= Exercise prompt =
Only the run of lines from the one containing "What text is on this page?" through the last line should be returned, exactly as written.

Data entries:
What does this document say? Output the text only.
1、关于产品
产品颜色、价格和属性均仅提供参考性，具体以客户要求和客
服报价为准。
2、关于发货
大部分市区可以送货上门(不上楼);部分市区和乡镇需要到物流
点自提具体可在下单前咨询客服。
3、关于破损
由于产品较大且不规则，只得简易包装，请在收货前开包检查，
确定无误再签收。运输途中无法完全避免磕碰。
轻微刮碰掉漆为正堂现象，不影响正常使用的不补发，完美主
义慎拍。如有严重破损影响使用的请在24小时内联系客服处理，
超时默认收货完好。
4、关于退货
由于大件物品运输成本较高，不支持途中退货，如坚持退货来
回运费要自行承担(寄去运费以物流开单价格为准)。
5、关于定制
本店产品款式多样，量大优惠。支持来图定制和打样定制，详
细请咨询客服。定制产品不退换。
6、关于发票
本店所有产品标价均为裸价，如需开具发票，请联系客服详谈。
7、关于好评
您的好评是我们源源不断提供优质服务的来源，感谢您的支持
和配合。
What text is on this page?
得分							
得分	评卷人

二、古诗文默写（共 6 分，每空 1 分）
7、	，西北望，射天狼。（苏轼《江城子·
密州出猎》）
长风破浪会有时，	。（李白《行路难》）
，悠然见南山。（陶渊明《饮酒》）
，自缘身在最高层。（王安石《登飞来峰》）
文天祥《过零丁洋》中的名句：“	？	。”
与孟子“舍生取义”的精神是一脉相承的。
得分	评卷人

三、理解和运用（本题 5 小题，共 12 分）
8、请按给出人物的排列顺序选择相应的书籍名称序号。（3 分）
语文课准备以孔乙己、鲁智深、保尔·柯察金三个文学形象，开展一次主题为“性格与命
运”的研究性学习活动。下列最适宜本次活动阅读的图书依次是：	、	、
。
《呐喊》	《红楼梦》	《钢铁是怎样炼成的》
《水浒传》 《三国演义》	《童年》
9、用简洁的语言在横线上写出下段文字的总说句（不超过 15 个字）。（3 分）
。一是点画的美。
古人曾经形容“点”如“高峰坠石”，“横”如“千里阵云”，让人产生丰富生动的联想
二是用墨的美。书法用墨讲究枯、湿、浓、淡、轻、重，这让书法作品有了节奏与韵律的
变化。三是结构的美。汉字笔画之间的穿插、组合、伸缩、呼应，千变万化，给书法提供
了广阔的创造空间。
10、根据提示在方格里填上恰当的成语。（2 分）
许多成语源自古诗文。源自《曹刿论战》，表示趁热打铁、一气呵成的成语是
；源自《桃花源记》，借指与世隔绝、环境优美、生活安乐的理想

= Answer for this exercise =
What text is on this page?
得分							
得分	评卷人

二、古诗文默写（共 6 分，每空 1 分）
7、	，西北望，射天狼。（苏轼《江城子·
密州出猎》）
长风破浪会有时，	。（李白《行路难》）
，悠然见南山。（陶渊明《饮酒》）
，自缘身在最高层。（王安石《登飞来峰》）
文天祥《过零丁洋》中的名句：“	？	。”
与孟子“舍生取义”的精神是一脉相承的。
得分	评卷人

三、理解和运用（本题 5 小题，共 12 分）
8、请按给出人物的排列顺序选择相应的书籍名称序号。（3 分）
语文课准备以孔乙己、鲁智深、保尔·柯察金三个文学形象，开展一次主题为“性格与命
运”的研究性学习活动。下列最适宜本次活动阅读的图书依次是：	、	、
。
《呐喊》	《红楼梦》	《钢铁是怎样炼成的》
《水浒传》 《三国演义》	《童年》
9、用简洁的语言在横线上写出下段文字的总说句（不超过 15 个字）。（3 分）
。一是点画的美。
古人曾经形容“点”如“高峰坠石”，“横”如“千里阵云”，让人产生丰富生动的联想
二是用墨的美。书法用墨讲究枯、湿、浓、淡、轻、重，这让书法作品有了节奏与韵律的
变化。三是结构的美。汉字笔画之间的穿插、组合、伸缩、呼应，千变万化，给书法提供
了广阔的创造空间。
10、根据提示在方格里填上恰当的成语。（2 分）
许多成语源自古诗文。源自《曹刿论战》，表示趁热打铁、一气呵成的成语是
；源自《桃花源记》，借指与世隔绝、环境优美、生活安乐的理想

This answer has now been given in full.